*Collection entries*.
:::::
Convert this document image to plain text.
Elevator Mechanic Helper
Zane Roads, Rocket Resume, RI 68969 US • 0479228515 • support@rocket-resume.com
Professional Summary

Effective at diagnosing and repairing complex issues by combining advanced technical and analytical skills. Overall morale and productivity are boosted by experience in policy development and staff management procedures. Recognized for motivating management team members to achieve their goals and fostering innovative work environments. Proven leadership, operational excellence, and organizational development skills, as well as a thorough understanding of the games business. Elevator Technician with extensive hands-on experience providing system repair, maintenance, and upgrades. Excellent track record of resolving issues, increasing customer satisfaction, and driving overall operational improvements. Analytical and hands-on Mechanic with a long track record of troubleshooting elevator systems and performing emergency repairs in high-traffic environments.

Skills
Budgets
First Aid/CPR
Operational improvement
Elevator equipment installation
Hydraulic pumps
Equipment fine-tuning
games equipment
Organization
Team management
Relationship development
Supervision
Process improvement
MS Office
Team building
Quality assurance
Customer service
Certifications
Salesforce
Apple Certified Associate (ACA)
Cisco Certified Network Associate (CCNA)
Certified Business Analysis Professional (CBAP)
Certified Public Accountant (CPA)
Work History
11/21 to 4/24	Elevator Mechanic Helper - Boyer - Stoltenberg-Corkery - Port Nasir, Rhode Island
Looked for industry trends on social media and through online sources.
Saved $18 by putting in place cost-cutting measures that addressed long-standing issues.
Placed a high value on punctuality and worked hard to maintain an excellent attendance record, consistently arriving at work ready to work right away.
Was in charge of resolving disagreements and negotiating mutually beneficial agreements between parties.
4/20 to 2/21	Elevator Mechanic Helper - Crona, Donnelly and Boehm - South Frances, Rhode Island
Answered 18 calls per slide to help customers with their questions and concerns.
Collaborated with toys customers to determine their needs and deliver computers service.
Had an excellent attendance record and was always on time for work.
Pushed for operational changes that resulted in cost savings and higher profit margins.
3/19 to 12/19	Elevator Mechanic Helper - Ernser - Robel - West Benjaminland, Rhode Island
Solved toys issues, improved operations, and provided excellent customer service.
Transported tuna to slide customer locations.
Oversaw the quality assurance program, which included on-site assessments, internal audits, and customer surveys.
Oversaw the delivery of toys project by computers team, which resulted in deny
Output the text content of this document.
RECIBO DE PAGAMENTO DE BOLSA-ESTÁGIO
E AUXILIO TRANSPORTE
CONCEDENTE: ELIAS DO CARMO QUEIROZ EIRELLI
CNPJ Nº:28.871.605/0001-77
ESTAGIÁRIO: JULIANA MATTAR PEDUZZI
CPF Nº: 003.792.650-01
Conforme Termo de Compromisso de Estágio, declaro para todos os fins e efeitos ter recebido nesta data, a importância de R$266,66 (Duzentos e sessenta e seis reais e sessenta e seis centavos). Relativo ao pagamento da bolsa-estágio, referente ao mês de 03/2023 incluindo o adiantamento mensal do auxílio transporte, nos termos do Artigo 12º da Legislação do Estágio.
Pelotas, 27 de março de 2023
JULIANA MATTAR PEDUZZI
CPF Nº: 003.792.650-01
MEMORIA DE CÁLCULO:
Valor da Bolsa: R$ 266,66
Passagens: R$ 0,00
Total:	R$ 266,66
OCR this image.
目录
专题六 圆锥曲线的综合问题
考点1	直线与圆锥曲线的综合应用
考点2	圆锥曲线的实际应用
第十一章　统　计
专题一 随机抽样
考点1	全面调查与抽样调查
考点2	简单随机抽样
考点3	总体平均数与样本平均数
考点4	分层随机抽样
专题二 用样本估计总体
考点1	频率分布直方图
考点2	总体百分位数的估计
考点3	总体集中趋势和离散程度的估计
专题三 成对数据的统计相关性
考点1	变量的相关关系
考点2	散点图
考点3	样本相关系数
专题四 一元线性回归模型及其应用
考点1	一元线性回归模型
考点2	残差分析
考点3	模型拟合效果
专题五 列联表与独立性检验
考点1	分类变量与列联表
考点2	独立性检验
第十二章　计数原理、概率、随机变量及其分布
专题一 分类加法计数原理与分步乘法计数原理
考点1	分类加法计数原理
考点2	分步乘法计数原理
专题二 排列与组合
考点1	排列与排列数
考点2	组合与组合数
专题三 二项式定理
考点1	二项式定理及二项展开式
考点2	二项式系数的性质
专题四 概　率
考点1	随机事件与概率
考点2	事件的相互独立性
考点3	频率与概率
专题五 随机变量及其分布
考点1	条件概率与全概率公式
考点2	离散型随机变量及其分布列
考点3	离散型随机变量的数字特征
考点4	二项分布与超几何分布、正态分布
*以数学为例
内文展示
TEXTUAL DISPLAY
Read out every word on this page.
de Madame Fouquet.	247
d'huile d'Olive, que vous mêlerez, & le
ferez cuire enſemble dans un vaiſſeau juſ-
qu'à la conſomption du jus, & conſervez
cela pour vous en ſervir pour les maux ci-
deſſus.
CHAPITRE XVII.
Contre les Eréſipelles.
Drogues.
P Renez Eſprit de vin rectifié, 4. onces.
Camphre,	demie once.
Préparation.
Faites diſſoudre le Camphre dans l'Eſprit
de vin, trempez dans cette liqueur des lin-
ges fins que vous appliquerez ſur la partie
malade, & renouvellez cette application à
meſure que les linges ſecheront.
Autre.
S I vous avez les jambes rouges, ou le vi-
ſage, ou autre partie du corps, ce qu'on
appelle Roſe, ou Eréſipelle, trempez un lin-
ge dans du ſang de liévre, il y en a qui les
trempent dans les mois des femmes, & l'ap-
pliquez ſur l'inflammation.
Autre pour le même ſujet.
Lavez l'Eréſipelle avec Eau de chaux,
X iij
:::::
*REQUIRED WORK*. Reproduce the entire listing word for word.

*RESULT*.
Convert this document image to plain text.
Elevator Mechanic Helper
Zane Roads, Rocket Resume, RI 68969 US • 0479228515 • support@rocket-resume.com
Professional Summary

Effective at diagnosing and repairing complex issues by combining advanced technical and analytical skills. Overall morale and productivity are boosted by experience in policy development and staff management procedures. Recognized for motivating management team members to achieve their goals and fostering innovative work environments. Proven leadership, operational excellence, and organizational development skills, as well as a thorough understanding of the games business. Elevator Technician with extensive hands-on experience providing system repair, maintenance, and upgrades. Excellent track record of resolving issues, increasing customer satisfaction, and driving overall operational improvements. Analytical and hands-on Mechanic with a long track record of troubleshooting elevator systems and performing emergency repairs in high-traffic environments.

Skills
Budgets
First Aid/CPR
Operational improvement
Elevator equipment installation
Hydraulic pumps
Equipment fine-tuning
games equipment
Organization
Team management
Relationship development
Supervision
Process improvement
MS Office
Team building
Quality assurance
Customer service
Certifications
Salesforce
Apple Certified Associate (ACA)
Cisco Certified Network Associate (CCNA)
Certified Business Analysis Professional (CBAP)
Certified Public Accountant (CPA)
Work History
11/21 to 4/24	Elevator Mechanic Helper - Boyer - Stoltenberg-Corkery - Port Nasir, Rhode Island
Looked for industry trends on social media and through online sources.
Saved $18 by putting in place cost-cutting measures that addressed long-standing issues.
Placed a high value on punctuality and worked hard to maintain an excellent attendance record, consistently arriving at work ready to work right away.
Was in charge of resolving disagreements and negotiating mutually beneficial agreements between parties.
4/20 to 2/21	Elevator Mechanic Helper - Crona, Donnelly and Boehm - South Frances, Rhode Island
Answered 18 calls per slide to help customers with their questions and concerns.
Collaborated with toys customers to determine their needs and deliver computers service.
Had an excellent attendance record and was always on time for work.
Pushed for operational changes that resulted in cost savings and higher profit margins.
3/19 to 12/19	Elevator Mechanic Helper - Ernser - Robel - West Benjaminland, Rhode Island
Solved toys issues, improved operations, and provided excellent customer service.
Transported tuna to slide customer locations.
Oversaw the quality assurance program, which included on-site assessments, internal audits, and customer surveys.
Oversaw the delivery of toys project by computers team, which resulted in deny
Output the text content of this document.
RECIBO DE PAGAMENTO DE BOLSA-ESTÁGIO
E AUXILIO TRANSPORTE
CONCEDENTE: ELIAS DO CARMO QUEIROZ EIRELLI
CNPJ Nº:28.871.605/0001-77
ESTAGIÁRIO: JULIANA MATTAR PEDUZZI
CPF Nº: 003.792.650-01
Conforme Termo de Compromisso de Estágio, declaro para todos os fins e efeitos ter recebido nesta data, a importância de R$266,66 (Duzentos e sessenta e seis reais e sessenta e seis centavos). Relativo ao pagamento da bolsa-estágio, referente ao mês de 03/2023 incluindo o adiantamento mensal do auxílio transporte, nos termos do Artigo 12º da Legislação do Estágio.
Pelotas, 27 de março de 2023
JULIANA MATTAR PEDUZZI
CPF Nº: 003.792.650-01
MEMORIA DE CÁLCULO:
Valor da Bolsa: R$ 266,66
Passagens: R$ 0,00
Total:	R$ 266,66
OCR this image.
目录
专题六 圆锥曲线的综合问题
考点1	直线与圆锥曲线的综合应用
考点2	圆锥曲线的实际应用
第十一章　统　计
专题一 随机抽样
考点1	全面调查与抽样调查
考点2	简单随机抽样
考点3	总体平均数与样本平均数
考点4	分层随机抽样
专题二 用样本估计总体
考点1	频率分布直方图
考点2	总体百分位数的估计
考点3	总体集中趋势和离散程度的估计
专题三 成对数据的统计相关性
考点1	变量的相关关系
考点2	散点图
考点3	样本相关系数
专题四 一元线性回归模型及其应用
考点1	一元线性回归模型
考点2	残差分析
考点3	模型拟合效果
专题五 列联表与独立性检验
考点1	分类变量与列联表
考点2	独立性检验
第十二章　计数原理、概率、随机变量及其分布
专题一 分类加法计数原理与分步乘法计数原理
考点1	分类加法计数原理
考点2	分步乘法计数原理
专题二 排列与组合
考点1	排列与排列数
考点2	组合与组合数
专题三 二项式定理
考点1	二项式定理及二项展开式
考点2	二项式系数的性质
专题四 概　率
考点1	随机事件与概率
考点2	事件的相互独立性
考点3	频率与概率
专题五 随机变量及其分布
考点1	条件概率与全概率公式
考点2	离散型随机变量及其分布列
考点3	离散型随机变量的数字特征
考点4	二项分布与超几何分布、正态分布
*以数学为例
内文展示
TEXTUAL DISPLAY
Read out every word on this page.
de Madame Fouquet.	247
d'huile d'Olive, que vous mêlerez, & le
ferez cuire enſemble dans un vaiſſeau juſ-
qu'à la conſomption du jus, & conſervez
cela pour vous en ſervir pour les maux ci-
deſſus.
CHAPITRE XVII.
Contre les Eréſipelles.
Drogues.
P Renez Eſprit de vin rectifié, 4. onces.
Camphre,	demie once.
Préparation.
Faites diſſoudre le Camphre dans l'Eſprit
de vin, trempez dans cette liqueur des lin-
ges fins que vous appliquerez ſur la partie
malade, & renouvellez cette application à
meſure que les linges ſecheront.
Autre.
S I vous avez les jambes rouges, ou le vi-
ſage, ou autre partie du corps, ce qu'on
appelle Roſe, ou Eréſipelle, trempez un lin-
ge dans du ſang de liévre, il y en a qui les
trempent dans les mois des femmes, & l'ap-
pliquez ſur l'inflammation.
Autre pour le même ſujet.
Lavez l'Eréſipelle avec Eau de chaux,
X iij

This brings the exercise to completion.